▶ _AIM OF THE EXERCISE_: Go through the material under this sentence. Return every line holding "fordonet".

========

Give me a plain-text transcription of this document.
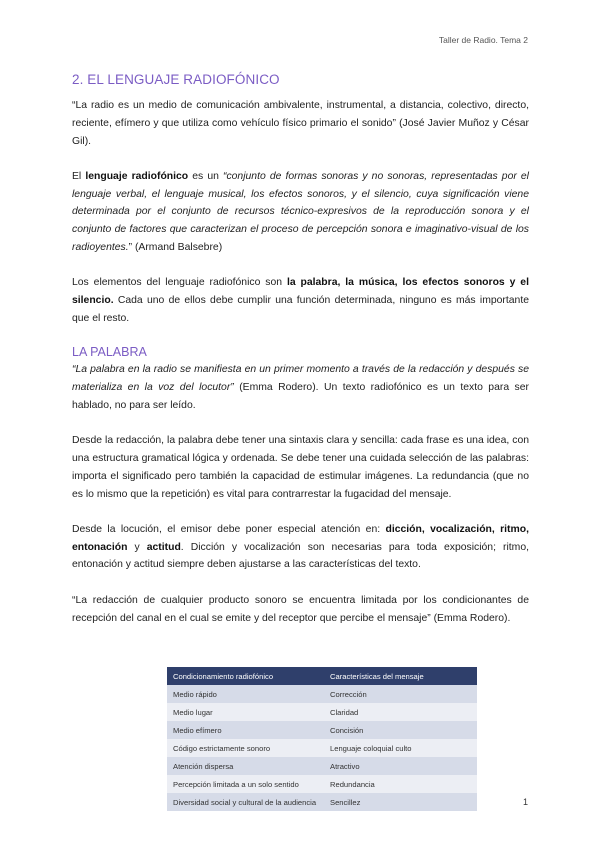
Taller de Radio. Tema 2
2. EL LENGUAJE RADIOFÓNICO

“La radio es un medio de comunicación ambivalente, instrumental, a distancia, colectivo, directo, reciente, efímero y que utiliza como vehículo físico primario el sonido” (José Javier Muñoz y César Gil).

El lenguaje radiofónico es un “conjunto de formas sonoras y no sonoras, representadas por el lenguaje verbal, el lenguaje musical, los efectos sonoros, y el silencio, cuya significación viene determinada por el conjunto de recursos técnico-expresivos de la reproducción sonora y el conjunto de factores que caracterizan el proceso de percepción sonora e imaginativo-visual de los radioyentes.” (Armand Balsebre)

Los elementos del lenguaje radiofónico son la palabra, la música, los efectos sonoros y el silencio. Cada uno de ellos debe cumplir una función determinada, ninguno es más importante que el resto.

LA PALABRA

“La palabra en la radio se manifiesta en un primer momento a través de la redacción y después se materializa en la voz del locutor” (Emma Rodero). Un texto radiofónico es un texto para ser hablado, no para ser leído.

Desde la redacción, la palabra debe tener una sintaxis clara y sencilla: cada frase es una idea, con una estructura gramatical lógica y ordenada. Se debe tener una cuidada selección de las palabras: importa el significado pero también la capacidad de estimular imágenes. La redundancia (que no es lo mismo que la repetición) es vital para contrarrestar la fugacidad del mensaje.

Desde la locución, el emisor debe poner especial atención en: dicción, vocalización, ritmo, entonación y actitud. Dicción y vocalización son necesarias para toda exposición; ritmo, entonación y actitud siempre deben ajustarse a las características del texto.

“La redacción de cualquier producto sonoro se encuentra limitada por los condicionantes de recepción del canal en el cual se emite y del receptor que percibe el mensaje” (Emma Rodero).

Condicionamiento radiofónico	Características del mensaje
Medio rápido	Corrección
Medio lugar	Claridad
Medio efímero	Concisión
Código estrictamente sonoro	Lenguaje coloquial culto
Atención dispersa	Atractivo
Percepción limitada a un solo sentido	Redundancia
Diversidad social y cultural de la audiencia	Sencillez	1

========

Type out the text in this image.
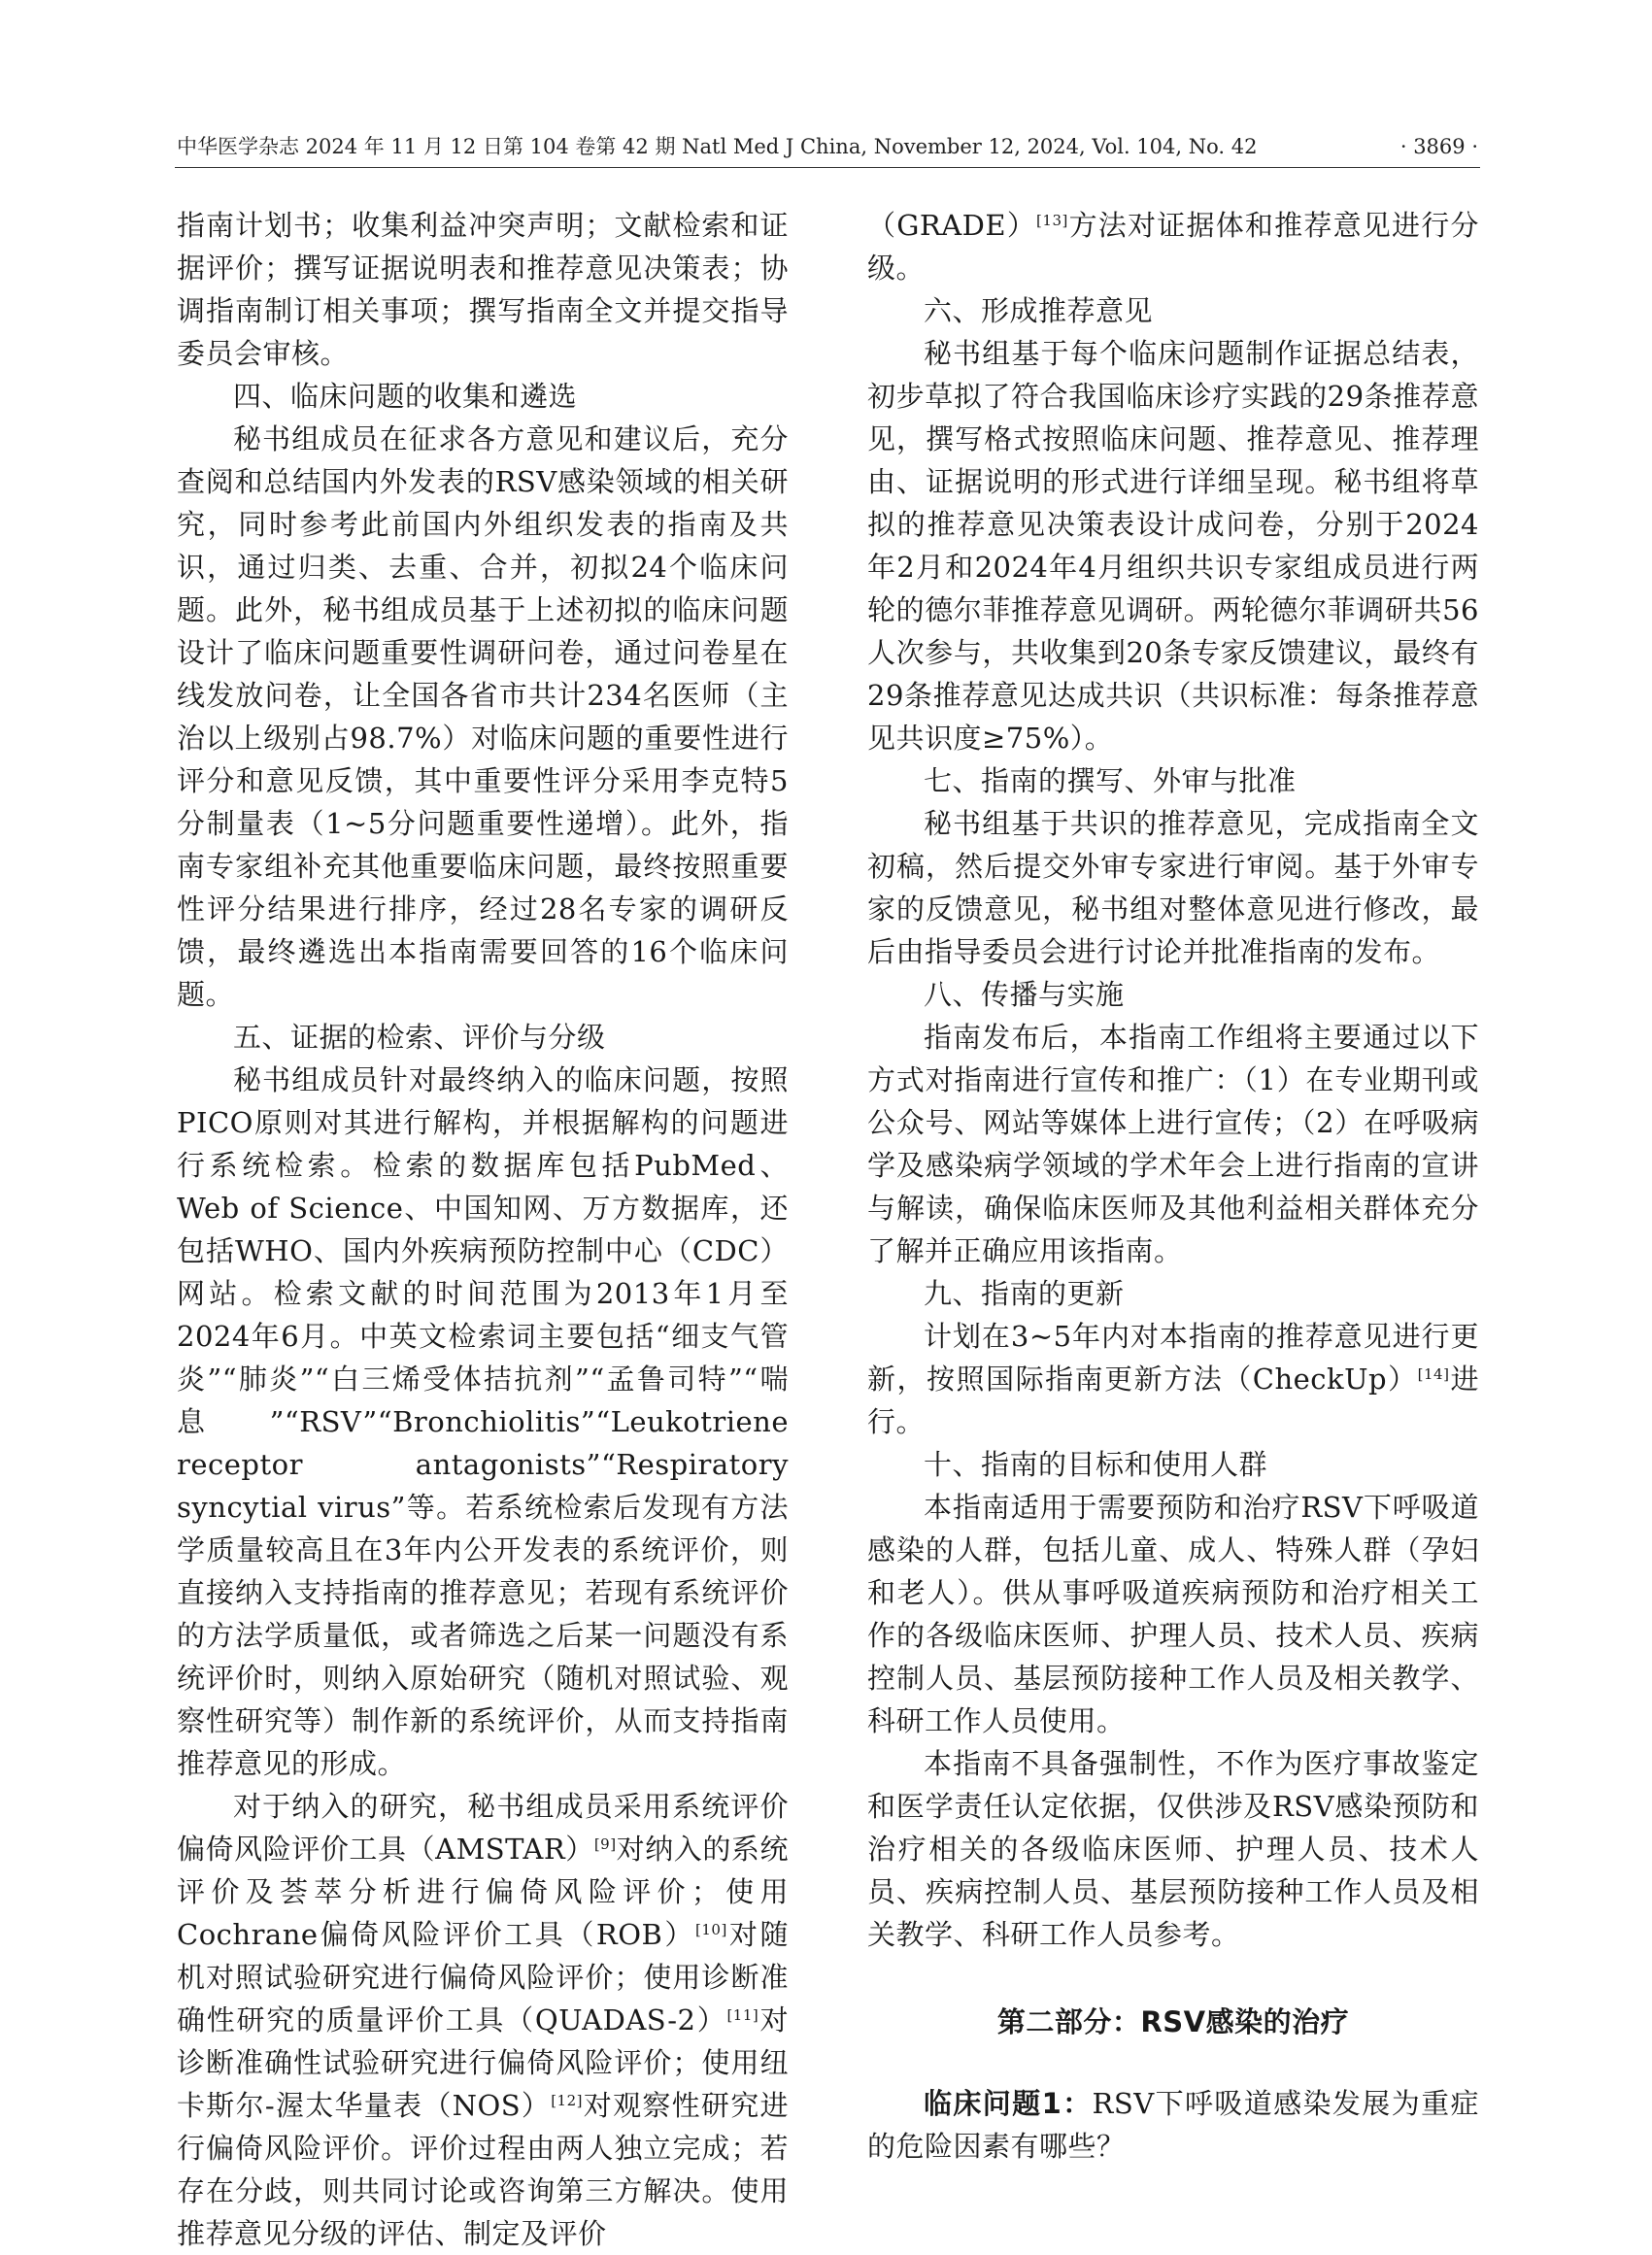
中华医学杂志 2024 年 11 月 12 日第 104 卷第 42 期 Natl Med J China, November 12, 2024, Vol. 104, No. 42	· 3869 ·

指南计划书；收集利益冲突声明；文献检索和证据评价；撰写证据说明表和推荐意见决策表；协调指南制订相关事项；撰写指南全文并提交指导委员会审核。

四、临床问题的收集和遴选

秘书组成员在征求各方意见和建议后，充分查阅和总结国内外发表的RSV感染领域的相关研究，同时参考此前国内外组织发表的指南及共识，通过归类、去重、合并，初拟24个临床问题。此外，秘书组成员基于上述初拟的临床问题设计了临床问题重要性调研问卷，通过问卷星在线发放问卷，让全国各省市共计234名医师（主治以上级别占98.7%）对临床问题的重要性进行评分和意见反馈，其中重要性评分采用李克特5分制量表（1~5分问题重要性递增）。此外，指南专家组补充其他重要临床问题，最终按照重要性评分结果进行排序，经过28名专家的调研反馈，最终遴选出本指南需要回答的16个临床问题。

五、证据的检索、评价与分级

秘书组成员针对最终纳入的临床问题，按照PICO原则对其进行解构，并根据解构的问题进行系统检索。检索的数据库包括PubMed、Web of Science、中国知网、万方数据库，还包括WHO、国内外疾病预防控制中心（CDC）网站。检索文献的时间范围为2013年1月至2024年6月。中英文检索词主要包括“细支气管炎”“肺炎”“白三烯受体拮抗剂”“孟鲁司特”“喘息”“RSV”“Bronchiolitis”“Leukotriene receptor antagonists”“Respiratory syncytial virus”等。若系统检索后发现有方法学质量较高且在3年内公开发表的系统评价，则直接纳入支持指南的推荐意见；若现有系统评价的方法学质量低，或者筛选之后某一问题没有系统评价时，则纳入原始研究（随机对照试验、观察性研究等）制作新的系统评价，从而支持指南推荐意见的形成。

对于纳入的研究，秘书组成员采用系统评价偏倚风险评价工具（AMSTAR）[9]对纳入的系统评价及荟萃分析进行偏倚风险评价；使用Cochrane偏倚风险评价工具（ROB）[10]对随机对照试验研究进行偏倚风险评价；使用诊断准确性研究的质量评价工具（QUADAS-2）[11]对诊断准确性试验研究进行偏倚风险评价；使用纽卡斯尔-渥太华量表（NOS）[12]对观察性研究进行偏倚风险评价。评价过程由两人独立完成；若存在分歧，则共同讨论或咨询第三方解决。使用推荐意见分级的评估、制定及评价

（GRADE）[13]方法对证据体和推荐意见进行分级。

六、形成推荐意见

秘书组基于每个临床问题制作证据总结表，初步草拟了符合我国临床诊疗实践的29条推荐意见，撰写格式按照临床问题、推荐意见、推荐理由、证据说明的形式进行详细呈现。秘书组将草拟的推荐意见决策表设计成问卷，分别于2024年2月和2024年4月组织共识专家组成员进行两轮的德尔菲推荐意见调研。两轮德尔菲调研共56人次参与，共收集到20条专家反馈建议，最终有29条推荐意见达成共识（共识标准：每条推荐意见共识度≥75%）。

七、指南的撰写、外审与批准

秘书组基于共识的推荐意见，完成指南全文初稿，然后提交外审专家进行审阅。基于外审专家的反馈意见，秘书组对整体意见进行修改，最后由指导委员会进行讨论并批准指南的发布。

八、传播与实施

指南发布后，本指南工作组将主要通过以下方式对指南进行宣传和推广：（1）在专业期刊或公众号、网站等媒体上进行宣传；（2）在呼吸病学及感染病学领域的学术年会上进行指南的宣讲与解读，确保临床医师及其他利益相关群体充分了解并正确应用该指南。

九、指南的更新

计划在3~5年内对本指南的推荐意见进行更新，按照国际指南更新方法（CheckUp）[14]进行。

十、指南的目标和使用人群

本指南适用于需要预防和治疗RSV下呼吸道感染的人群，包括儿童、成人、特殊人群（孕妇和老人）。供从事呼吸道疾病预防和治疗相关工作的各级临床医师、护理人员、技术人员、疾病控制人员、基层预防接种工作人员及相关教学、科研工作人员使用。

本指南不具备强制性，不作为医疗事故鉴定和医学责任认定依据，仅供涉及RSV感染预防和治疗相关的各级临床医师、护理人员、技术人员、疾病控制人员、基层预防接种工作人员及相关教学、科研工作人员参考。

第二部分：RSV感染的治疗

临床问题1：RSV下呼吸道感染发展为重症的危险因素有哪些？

========

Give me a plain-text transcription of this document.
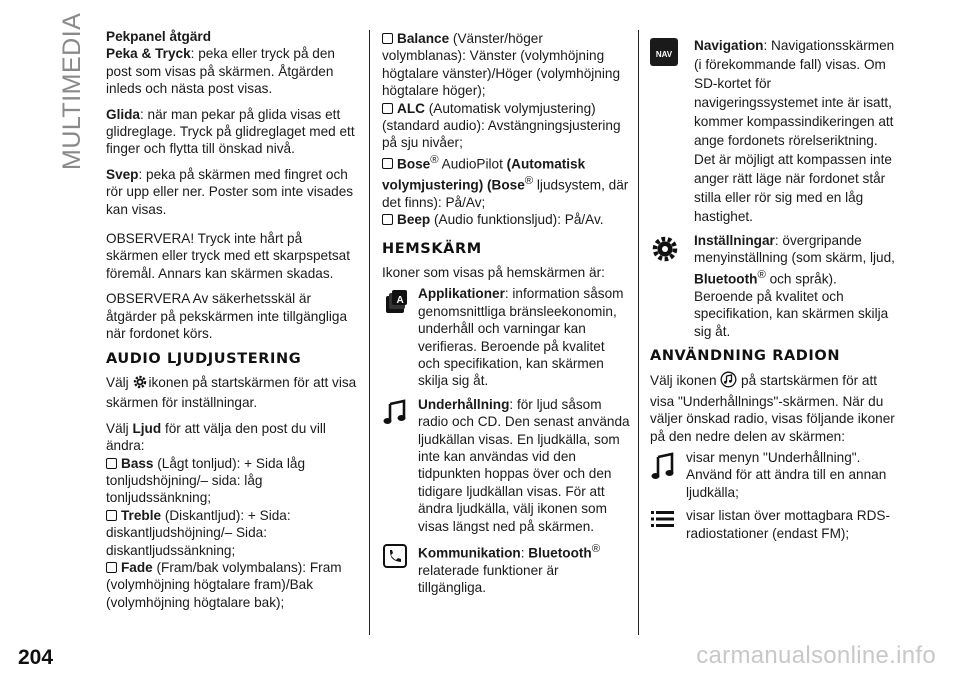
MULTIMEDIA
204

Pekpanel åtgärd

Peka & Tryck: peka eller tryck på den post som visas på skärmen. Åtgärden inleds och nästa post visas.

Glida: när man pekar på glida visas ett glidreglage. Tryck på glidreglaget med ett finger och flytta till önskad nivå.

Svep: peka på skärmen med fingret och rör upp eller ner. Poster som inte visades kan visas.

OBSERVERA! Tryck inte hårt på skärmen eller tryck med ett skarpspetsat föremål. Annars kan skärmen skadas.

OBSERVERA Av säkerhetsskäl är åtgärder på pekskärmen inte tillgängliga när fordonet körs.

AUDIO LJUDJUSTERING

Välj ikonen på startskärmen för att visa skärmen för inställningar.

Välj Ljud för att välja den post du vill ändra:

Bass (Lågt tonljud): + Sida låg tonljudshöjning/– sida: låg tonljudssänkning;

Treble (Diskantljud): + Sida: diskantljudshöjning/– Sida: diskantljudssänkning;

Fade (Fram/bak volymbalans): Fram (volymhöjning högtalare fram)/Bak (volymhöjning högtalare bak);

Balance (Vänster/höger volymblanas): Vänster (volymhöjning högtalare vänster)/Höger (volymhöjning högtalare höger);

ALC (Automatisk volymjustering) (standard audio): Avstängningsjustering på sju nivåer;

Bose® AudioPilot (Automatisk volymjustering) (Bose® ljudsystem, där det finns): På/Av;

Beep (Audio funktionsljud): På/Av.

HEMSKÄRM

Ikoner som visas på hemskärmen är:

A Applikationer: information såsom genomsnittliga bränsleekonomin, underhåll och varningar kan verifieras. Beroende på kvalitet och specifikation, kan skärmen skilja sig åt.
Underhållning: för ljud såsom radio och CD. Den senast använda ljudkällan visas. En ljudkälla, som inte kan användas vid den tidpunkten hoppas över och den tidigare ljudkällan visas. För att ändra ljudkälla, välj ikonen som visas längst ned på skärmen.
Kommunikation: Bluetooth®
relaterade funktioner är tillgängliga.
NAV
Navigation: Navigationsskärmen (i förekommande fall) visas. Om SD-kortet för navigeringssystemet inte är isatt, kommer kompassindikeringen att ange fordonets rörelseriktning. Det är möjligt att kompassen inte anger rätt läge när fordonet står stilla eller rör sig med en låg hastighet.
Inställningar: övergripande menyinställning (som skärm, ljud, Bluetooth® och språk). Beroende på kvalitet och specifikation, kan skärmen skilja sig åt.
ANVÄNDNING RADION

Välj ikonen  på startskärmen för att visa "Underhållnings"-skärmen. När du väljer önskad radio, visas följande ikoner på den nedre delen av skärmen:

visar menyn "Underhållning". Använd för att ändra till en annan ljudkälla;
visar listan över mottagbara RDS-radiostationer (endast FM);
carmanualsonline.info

========

▶ _TASK ANSWER_:
OBSERVERA Av säkerhetsskäl är åtgärder på pekskärmen inte tillgängliga när fordonet körs.
Navigation: Navigationsskärmen (i förekommande fall) visas. Om SD-kortet för navigeringssystemet inte är isatt, kommer kompassindikeringen att ange fordonets rörelseriktning. Det är möjligt att kompassen inte anger rätt läge när fordonet står stilla eller rör sig med en låg hastighet.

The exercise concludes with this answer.